(Rows from a figure dataset)
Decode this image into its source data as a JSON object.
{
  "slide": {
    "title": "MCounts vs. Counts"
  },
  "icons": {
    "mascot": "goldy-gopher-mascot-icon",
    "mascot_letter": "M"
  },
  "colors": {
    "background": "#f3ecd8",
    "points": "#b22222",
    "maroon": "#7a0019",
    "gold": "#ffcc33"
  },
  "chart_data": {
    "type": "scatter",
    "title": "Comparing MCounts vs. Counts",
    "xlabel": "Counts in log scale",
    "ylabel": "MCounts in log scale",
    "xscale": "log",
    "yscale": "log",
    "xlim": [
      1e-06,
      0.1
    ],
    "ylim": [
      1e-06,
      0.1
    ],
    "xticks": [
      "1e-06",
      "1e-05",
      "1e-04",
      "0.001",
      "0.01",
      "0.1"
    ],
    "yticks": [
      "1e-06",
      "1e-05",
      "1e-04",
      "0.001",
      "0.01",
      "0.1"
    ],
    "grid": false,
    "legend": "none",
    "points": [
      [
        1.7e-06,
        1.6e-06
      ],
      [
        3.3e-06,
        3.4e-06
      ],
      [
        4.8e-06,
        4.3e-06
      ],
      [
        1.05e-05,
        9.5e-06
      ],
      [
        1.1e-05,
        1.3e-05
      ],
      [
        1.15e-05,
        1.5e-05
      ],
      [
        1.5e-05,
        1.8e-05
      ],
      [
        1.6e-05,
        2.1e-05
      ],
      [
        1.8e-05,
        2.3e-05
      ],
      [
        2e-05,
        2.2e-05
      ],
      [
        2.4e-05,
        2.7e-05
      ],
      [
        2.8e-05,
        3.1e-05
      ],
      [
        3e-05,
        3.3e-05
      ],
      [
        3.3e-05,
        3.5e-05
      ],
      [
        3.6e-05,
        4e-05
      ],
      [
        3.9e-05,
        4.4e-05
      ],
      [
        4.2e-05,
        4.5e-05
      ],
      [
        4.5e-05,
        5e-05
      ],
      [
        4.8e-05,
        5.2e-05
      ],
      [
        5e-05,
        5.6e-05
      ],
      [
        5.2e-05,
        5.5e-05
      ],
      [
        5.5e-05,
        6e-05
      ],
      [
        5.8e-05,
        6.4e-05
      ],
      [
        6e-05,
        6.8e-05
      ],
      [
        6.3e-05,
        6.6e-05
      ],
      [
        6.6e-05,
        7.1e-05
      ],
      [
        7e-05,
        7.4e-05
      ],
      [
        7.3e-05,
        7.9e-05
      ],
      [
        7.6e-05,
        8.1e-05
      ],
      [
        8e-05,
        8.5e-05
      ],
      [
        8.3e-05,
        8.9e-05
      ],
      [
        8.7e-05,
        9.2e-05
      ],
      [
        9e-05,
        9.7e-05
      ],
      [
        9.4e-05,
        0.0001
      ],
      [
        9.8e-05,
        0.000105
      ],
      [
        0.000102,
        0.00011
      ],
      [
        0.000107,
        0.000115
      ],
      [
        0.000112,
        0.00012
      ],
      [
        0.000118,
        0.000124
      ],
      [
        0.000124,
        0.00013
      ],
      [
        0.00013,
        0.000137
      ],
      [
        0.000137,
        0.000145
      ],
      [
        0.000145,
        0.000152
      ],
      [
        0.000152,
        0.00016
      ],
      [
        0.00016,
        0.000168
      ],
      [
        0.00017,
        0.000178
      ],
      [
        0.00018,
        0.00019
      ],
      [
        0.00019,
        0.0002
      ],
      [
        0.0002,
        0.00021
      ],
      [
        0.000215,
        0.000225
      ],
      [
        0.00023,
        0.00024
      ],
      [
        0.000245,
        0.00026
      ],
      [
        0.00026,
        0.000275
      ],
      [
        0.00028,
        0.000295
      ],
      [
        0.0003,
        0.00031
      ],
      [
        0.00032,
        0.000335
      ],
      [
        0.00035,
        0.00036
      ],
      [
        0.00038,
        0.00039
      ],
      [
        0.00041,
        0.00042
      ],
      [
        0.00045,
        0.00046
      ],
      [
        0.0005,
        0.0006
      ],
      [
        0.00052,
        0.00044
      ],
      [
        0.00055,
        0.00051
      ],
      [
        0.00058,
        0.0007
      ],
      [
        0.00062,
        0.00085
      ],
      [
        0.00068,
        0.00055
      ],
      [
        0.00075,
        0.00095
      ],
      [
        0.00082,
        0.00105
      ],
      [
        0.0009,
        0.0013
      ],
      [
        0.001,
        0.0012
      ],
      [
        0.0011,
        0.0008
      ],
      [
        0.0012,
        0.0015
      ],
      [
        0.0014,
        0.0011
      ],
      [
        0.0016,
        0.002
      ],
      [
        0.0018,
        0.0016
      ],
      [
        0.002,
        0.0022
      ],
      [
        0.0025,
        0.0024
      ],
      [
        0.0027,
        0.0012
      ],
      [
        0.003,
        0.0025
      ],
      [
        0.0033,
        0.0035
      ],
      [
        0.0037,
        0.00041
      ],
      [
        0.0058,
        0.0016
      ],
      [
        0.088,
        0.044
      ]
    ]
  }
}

THE REQUEST: Using the listing above, retype each line exactly.

RIGHT ANSWER:
Decode this image into its source data as a JSON object.
{
  "slide": {
    "title": "MCounts vs. Counts"
  },
  "icons": {
    "mascot": "goldy-gopher-mascot-icon",
    "mascot_letter": "M"
  },
  "colors": {
    "background": "#f3ecd8",
    "points": "#b22222",
    "maroon": "#7a0019",
    "gold": "#ffcc33"
  },
  "chart_data": {
    "type": "scatter",
    "title": "Comparing MCounts vs. Counts",
    "xlabel": "Counts in log scale",
    "ylabel": "MCounts in log scale",
    "xscale": "log",
    "yscale": "log",
    "xlim": [
      1e-06,
      0.1
    ],
    "ylim": [
      1e-06,
      0.1
    ],
    "xticks": [
      "1e-06",
      "1e-05",
      "1e-04",
      "0.001",
      "0.01",
      "0.1"
    ],
    "yticks": [
      "1e-06",
      "1e-05",
      "1e-04",
      "0.001",
      "0.01",
      "0.1"
    ],
    "grid": false,
    "legend": "none",
    "points": [
      [
        1.7e-06,
        1.6e-06
      ],
      [
        3.3e-06,
        3.4e-06
      ],
      [
        4.8e-06,
        4.3e-06
      ],
      [
        1.05e-05,
        9.5e-06
      ],
      [
        1.1e-05,
        1.3e-05
      ],
      [
        1.15e-05,
        1.5e-05
      ],
      [
        1.5e-05,
        1.8e-05
      ],
      [
        1.6e-05,
        2.1e-05
      ],
      [
        1.8e-05,
        2.3e-05
      ],
      [
        2e-05,
        2.2e-05
      ],
      [
        2.4e-05,
        2.7e-05
      ],
      [
        2.8e-05,
        3.1e-05
      ],
      [
        3e-05,
        3.3e-05
      ],
      [
        3.3e-05,
        3.5e-05
      ],
      [
        3.6e-05,
        4e-05
      ],
      [
        3.9e-05,
        4.4e-05
      ],
      [
        4.2e-05,
        4.5e-05
      ],
      [
        4.5e-05,
        5e-05
      ],
      [
        4.8e-05,
        5.2e-05
      ],
      [
        5e-05,
        5.6e-05
      ],
      [
        5.2e-05,
        5.5e-05
      ],
      [
        5.5e-05,
        6e-05
      ],
      [
        5.8e-05,
        6.4e-05
      ],
      [
        6e-05,
        6.8e-05
      ],
      [
        6.3e-05,
        6.6e-05
      ],
      [
        6.6e-05,
        7.1e-05
      ],
      [
        7e-05,
        7.4e-05
      ],
      [
        7.3e-05,
        7.9e-05
      ],
      [
        7.6e-05,
        8.1e-05
      ],
      [
        8e-05,
        8.5e-05
      ],
      [
        8.3e-05,
        8.9e-05
      ],
      [
        8.7e-05,
        9.2e-05
      ],
      [
        9e-05,
        9.7e-05
      ],
      [
        9.4e-05,
        0.0001
      ],
      [
        9.8e-05,
        0.000105
      ],
      [
        0.000102,
        0.00011
      ],
      [
        0.000107,
        0.000115
      ],
      [
        0.000112,
        0.00012
      ],
      [
        0.000118,
        0.000124
      ],
      [
        0.000124,
        0.00013
      ],
      [
        0.00013,
        0.000137
      ],
      [
        0.000137,
        0.000145
      ],
      [
        0.000145,
        0.000152
      ],
      [
        0.000152,
        0.00016
      ],
      [
        0.00016,
        0.000168
      ],
      [
        0.00017,
        0.000178
      ],
      [
        0.00018,
        0.00019
      ],
      [
        0.00019,
        0.0002
      ],
      [
        0.0002,
        0.00021
      ],
      [
        0.000215,
        0.000225
      ],
      [
        0.00023,
        0.00024
      ],
      [
        0.000245,
        0.00026
      ],
      [
        0.00026,
        0.000275
      ],
      [
        0.00028,
        0.000295
      ],
      [
        0.0003,
        0.00031
      ],
      [
        0.00032,
        0.000335
      ],
      [
        0.00035,
        0.00036
      ],
      [
        0.00038,
        0.00039
      ],
      [
        0.00041,
        0.00042
      ],
      [
        0.00045,
        0.00046
      ],
      [
        0.0005,
        0.0006
      ],
      [
        0.00052,
        0.00044
      ],
      [
        0.00055,
        0.00051
      ],
      [
        0.00058,
        0.0007
      ],
      [
        0.00062,
        0.00085
      ],
      [
        0.00068,
        0.00055
      ],
      [
        0.00075,
        0.00095
      ],
      [
        0.00082,
        0.00105
      ],
      [
        0.0009,
        0.0013
      ],
      [
        0.001,
        0.0012
      ],
      [
        0.0011,
        0.0008
      ],
      [
        0.0012,
        0.0015
      ],
      [
        0.0014,
        0.0011
      ],
      [
        0.0016,
        0.002
      ],
      [
        0.0018,
        0.0016
      ],
      [
        0.002,
        0.0022
      ],
      [
        0.0025,
        0.0024
      ],
      [
        0.0027,
        0.0012
      ],
      [
        0.003,
        0.0025
      ],
      [
        0.0033,
        0.0035
      ],
      [
        0.0037,
        0.00041
      ],
      [
        0.0058,
        0.0016
      ],
      [
        0.088,
        0.044
      ]
    ]
  }
}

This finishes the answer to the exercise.